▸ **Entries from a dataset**
────────────────────
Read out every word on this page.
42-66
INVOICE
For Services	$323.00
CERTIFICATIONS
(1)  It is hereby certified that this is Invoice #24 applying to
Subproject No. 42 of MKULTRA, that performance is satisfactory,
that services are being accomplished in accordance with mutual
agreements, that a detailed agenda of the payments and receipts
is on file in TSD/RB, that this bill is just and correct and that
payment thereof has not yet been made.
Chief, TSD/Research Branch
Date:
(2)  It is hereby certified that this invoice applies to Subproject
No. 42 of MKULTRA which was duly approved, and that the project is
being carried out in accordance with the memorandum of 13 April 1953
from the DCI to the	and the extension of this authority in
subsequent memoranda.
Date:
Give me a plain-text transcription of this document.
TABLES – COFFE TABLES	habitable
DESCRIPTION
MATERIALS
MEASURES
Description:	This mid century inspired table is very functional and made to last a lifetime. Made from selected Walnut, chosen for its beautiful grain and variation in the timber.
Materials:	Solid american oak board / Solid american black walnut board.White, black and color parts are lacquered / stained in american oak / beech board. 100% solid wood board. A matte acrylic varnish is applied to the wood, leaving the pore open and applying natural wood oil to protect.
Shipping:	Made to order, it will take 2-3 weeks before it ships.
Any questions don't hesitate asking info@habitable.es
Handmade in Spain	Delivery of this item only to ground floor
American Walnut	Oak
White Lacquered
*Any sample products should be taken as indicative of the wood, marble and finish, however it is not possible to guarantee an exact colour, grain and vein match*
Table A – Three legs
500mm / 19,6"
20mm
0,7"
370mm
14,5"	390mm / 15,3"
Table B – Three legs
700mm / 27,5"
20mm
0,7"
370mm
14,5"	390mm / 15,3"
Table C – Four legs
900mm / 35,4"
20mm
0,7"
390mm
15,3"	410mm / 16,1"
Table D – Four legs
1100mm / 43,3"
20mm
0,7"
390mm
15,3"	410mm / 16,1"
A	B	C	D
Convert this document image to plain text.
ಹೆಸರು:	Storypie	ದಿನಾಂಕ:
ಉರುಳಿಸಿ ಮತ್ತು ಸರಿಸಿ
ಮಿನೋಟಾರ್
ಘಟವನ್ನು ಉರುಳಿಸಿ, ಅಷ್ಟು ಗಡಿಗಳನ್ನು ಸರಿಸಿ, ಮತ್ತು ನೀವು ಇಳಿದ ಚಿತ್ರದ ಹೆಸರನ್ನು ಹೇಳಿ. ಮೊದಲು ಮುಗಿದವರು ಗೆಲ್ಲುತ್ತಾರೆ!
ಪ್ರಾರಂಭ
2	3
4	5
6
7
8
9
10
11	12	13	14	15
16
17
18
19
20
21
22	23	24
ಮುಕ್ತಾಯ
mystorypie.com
────────────────────
Type out the full listing again, exactly as given.

▸ **Result of the exercise**
Read out every word on this page.
42-66
INVOICE
For Services	$323.00
CERTIFICATIONS
(1)  It is hereby certified that this is Invoice #24 applying to
Subproject No. 42 of MKULTRA, that performance is satisfactory,
that services are being accomplished in accordance with mutual
agreements, that a detailed agenda of the payments and receipts
is on file in TSD/RB, that this bill is just and correct and that
payment thereof has not yet been made.
Chief, TSD/Research Branch
Date:
(2)  It is hereby certified that this invoice applies to Subproject
No. 42 of MKULTRA which was duly approved, and that the project is
being carried out in accordance with the memorandum of 13 April 1953
from the DCI to the	and the extension of this authority in
subsequent memoranda.
Date:
Give me a plain-text transcription of this document.
TABLES – COFFE TABLES	habitable
DESCRIPTION
MATERIALS
MEASURES
Description:	This mid century inspired table is very functional and made to last a lifetime. Made from selected Walnut, chosen for its beautiful grain and variation in the timber.
Materials:	Solid american oak board / Solid american black walnut board.White, black and color parts are lacquered / stained in american oak / beech board. 100% solid wood board. A matte acrylic varnish is applied to the wood, leaving the pore open and applying natural wood oil to protect.
Shipping:	Made to order, it will take 2-3 weeks before it ships.
Any questions don't hesitate asking info@habitable.es
Handmade in Spain	Delivery of this item only to ground floor
American Walnut	Oak
White Lacquered
*Any sample products should be taken as indicative of the wood, marble and finish, however it is not possible to guarantee an exact colour, grain and vein match*
Table A – Three legs
500mm / 19,6"
20mm
0,7"
370mm
14,5"	390mm / 15,3"
Table B – Three legs
700mm / 27,5"
20mm
0,7"
370mm
14,5"	390mm / 15,3"
Table C – Four legs
900mm / 35,4"
20mm
0,7"
390mm
15,3"	410mm / 16,1"
Table D – Four legs
1100mm / 43,3"
20mm
0,7"
390mm
15,3"	410mm / 16,1"
A	B	C	D
Convert this document image to plain text.
ಹೆಸರು:	Storypie	ದಿನಾಂಕ:
ಉರುಳಿಸಿ ಮತ್ತು ಸರಿಸಿ
ಮಿನೋಟಾರ್
ಘಟವನ್ನು ಉರುಳಿಸಿ, ಅಷ್ಟು ಗಡಿಗಳನ್ನು ಸರಿಸಿ, ಮತ್ತು ನೀವು ಇಳಿದ ಚಿತ್ರದ ಹೆಸರನ್ನು ಹೇಳಿ. ಮೊದಲು ಮುಗಿದವರು ಗೆಲ್ಲುತ್ತಾರೆ!
ಪ್ರಾರಂಭ
2	3
4	5
6
7
8
9
10
11	12	13	14	15
16
17
18
19
20
21
22	23	24
ಮುಕ್ತಾಯ
mystorypie.com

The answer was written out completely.